=== Material provided ===

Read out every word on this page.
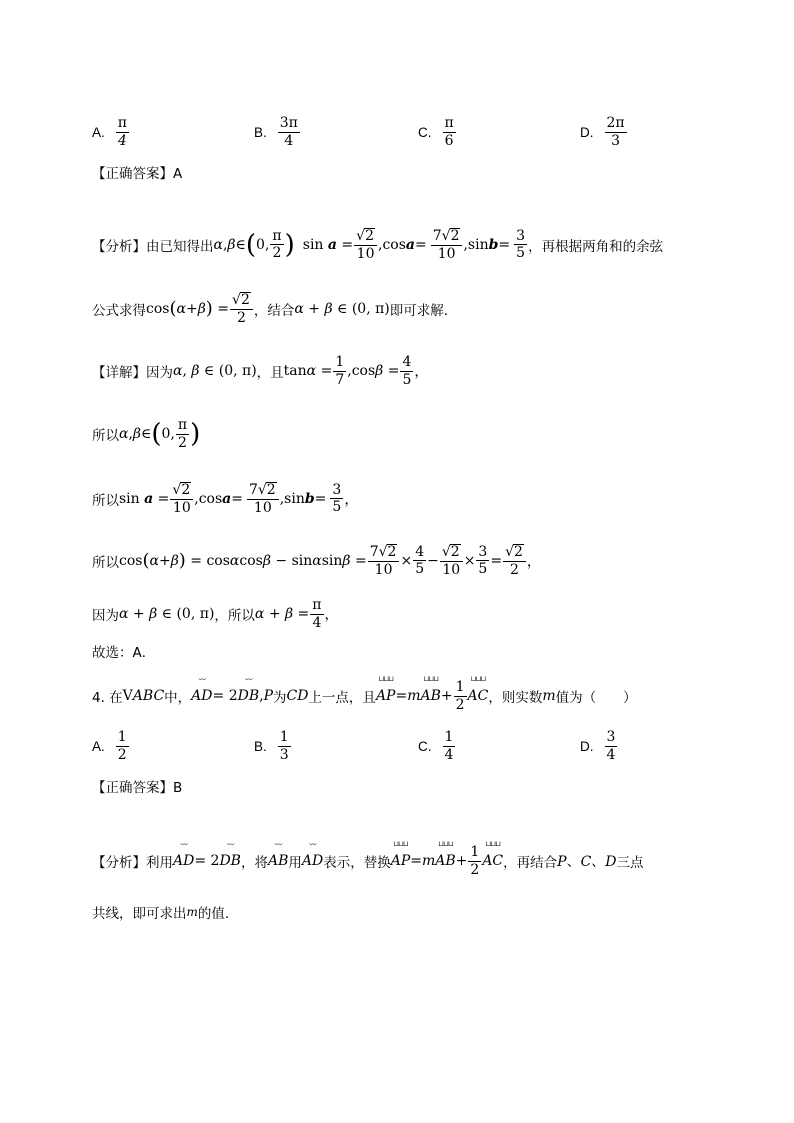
A. $\frac{\pi}{4}$	B. $\frac{3\pi}{4}$	C. $\frac{\pi}{6}$	D. $\frac{2\pi}{3}$
【正确答案】A
【分析】 由已知得出 α , β ∈ ( 0, $\frac{\pi}{2}$ ) $\sin a = \frac{√2}{10} ,\cos$ $a = \frac{7√2}{10} ,\sin$ $b = \frac{3}{5}$ ，再根据两角和的余弦
公式求得 $\cos(\alpha+\beta) = \frac{√2}{2}$ ，结合 α + β ∈ (0, π) 即可求解．
【详解】 因为 α, β ∈ (0, π) ，且 $\tan\alpha = \frac{1}{7} ,\cos\beta = \frac{4}{5}$ ，
所以 α , β ∈ ( 0, $\frac{\pi}{2}$ )
所以 $\sin a = \frac{√2}{10} ,\cos$ $a = \frac{7√2}{10} ,\sin$ $b = \frac{3}{5}$ ，
所以 $\cos(\alpha+\beta) = \cos\alpha\cos\beta - \sin\alpha\sin\beta = \frac{7√2}{10} \times \frac{4}{5} - \frac{√2}{10} \times \frac{3}{5} = \frac{√2}{2}$ ，
因为 α + β ∈ (0, π) ，所以 $\alpha + \beta = \frac{\pi}{4}$ ，
故选：A．
4. 在 VABC 中，
⌣⌣
AD = 2
⌣⌣
DB , P 为 CD 上一点，且
⊔⊔⊔
AP = m
⊔⊔⊔
AB + $\frac{1}{2}$
⊔⊔⊔
AC ，则实数 m 值为（　　）
A. $\frac{1}{2}$	B. $\frac{1}{3}$	C. $\frac{1}{4}$	D. $\frac{3}{4}$
【正确答案】B
【分析】 利用
⌣⌣
AD = 2
⌣⌣
DB ，将
⌣⌣
AB 用
⌣⌣
AD 表示，替换
⊔⊔⊔
AP = m
⊔⊔⊔
AB + $\frac{1}{2}$
⊔⊔⊔
AC ，再结合 P、C、D 三点
共线，即可求出 m 的值.
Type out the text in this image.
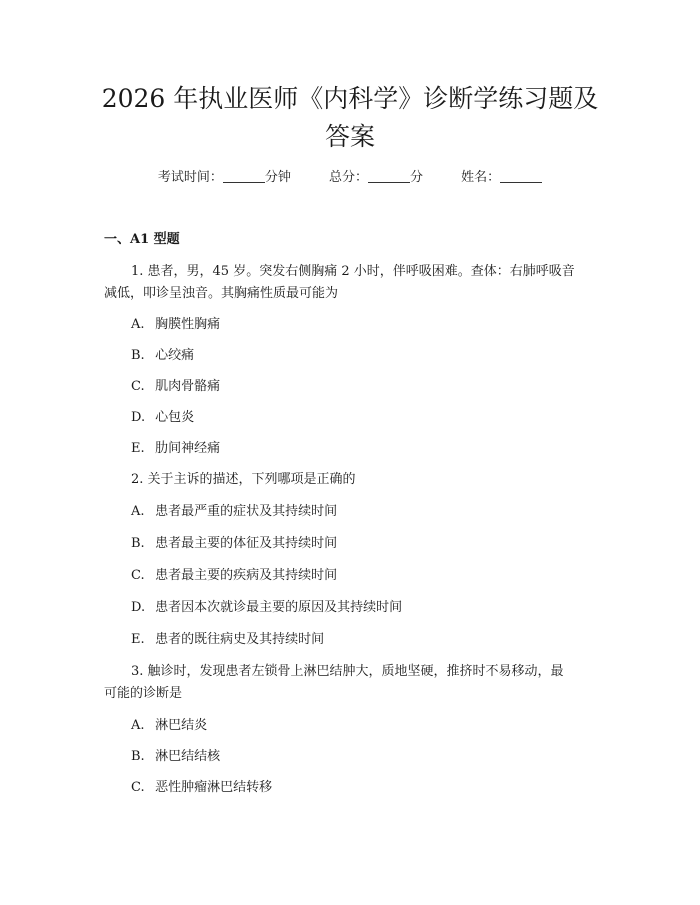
2026 年执业医师《内科学》诊断学练习题及
答案
考试时间：	分钟	总分：	分	姓名：
一、A1 型题
1. 患者，男，45 岁。突发右侧胸痛 2 小时，伴呼吸困难。查体：右肺呼吸音
减低，叩诊呈浊音。其胸痛性质最可能为
A. 胸膜性胸痛
B. 心绞痛
C. 肌肉骨骼痛
D. 心包炎
E. 肋间神经痛
2. 关于主诉的描述，下列哪项是正确的
A. 患者最严重的症状及其持续时间
B. 患者最主要的体征及其持续时间
C. 患者最主要的疾病及其持续时间
D. 患者因本次就诊最主要的原因及其持续时间
E. 患者的既往病史及其持续时间
3. 触诊时，发现患者左锁骨上淋巴结肿大，质地坚硬，推挤时不易移动，最
可能的诊断是
A. 淋巴结炎
B. 淋巴结结核
C. 恶性肿瘤淋巴结转移
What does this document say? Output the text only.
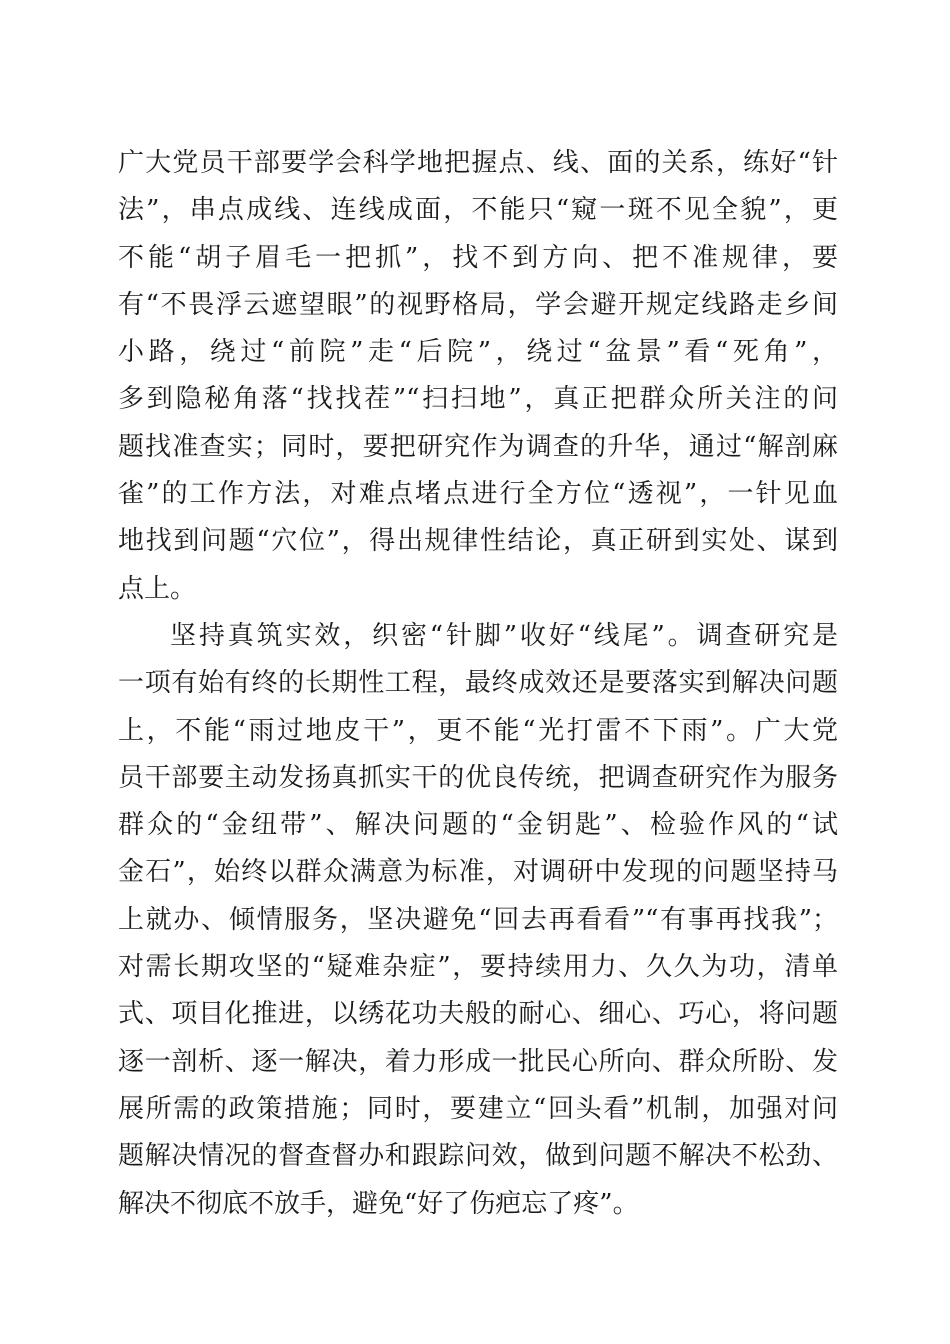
广大党员干部要学会科学地把握点、线、面的关系，练好“针
法”，串点成线、连线成面，不能只“窥一斑不见全貌”，更
不能“胡子眉毛一把抓”，找不到方向、把不准规律，要
有“不畏浮云遮望眼”的视野格局，学会避开规定线路走乡间
小路，绕过“前院”走“后院”，绕过“盆景”看“死角”，
多到隐秘角落“找找茬”“扫扫地”，真正把群众所关注的问
题找准查实；同时，要把研究作为调查的升华，通过“解剖麻
雀”的工作方法，对难点堵点进行全方位“透视”，一针见血
地找到问题“穴位”，得出规律性结论，真正研到实处、谋到
点上。
坚持真筑实效，织密“针脚”收好“线尾”。调查研究是
一项有始有终的长期性工程，最终成效还是要落实到解决问题
上，不能“雨过地皮干”，更不能“光打雷不下雨”。广大党
员干部要主动发扬真抓实干的优良传统，把调查研究作为服务
群众的“金纽带”、解决问题的“金钥匙”、检验作风的“试
金石”，始终以群众满意为标准，对调研中发现的问题坚持马
上就办、倾情服务，坚决避免“回去再看看”“有事再找我”；
对需长期攻坚的“疑难杂症”，要持续用力、久久为功，清单
式、项目化推进，以绣花功夫般的耐心、细心、巧心，将问题
逐一剖析、逐一解决，着力形成一批民心所向、群众所盼、发
展所需的政策措施；同时，要建立“回头看”机制，加强对问
题解决情况的督查督办和跟踪问效，做到问题不解决不松劲、
解决不彻底不放手，避免“好了伤疤忘了疼”。
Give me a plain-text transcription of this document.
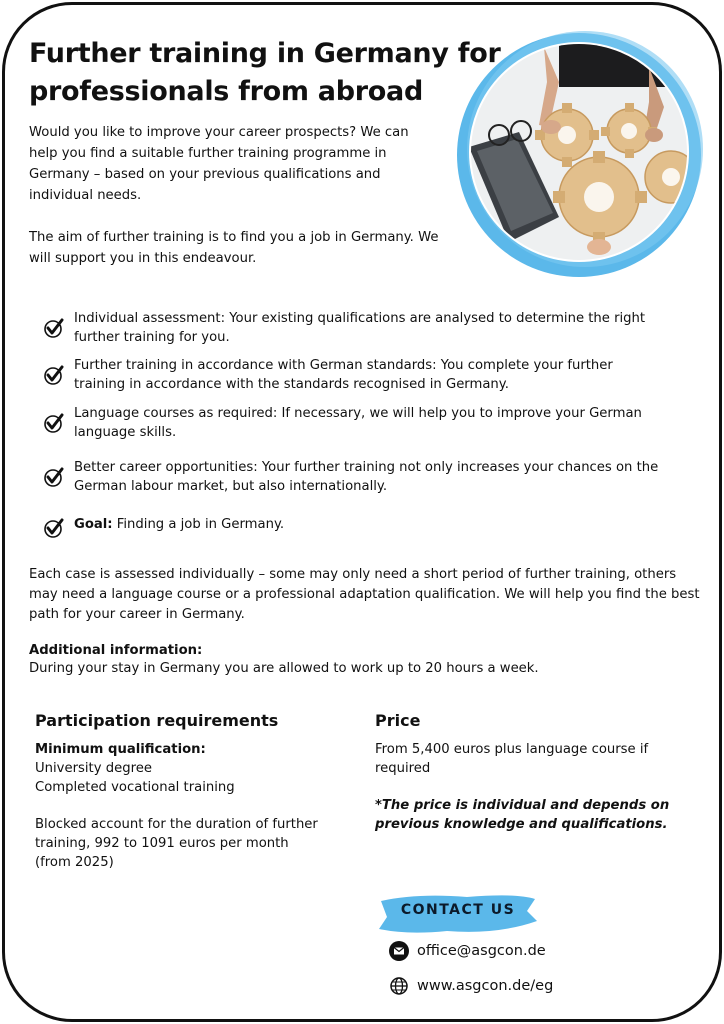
Further training in Germany for professionals from abroad

Would you like to improve your career prospects? We can help you find a suitable further training programme in Germany – based on your previous qualifications and individual needs.

The aim of further training is to find you a job in Germany. We will support you in this endeavour.

Individual assessment: Your existing qualifications are analysed to determine the right further training for you.
Further training in accordance with German standards: You complete your further training in accordance with the standards recognised in Germany.
Language courses as required: If necessary, we will help you to improve your German language skills.
Better career opportunities: Your further training not only increases your chances on the German labour market, but also internationally.
Goal: Finding a job in Germany.

Each case is assessed individually – some may only need a short period of further training, others may need a language course or a professional adaptation qualification. We will help you find the best path for your career in Germany.

Additional information:
During your stay in Germany you are allowed to work up to 20 hours a week.
Participation requirements
Minimum qualification:
University degree
Completed vocational training
Blocked account for the duration of further
training, 992 to 1091 euros per month
(from 2025)
Price
From 5,400 euros plus language course if
required
*The price is individual and depends on previous knowledge and qualifications.
CONTACT US
office@asgcon.de
www.asgcon.de/eg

===

§ Requirement:
Scan the listing above for the word "document" and show each line where it is found.

§ Correct output:
What does this document say? Output the text only.
Give me a plain-text transcription of this document.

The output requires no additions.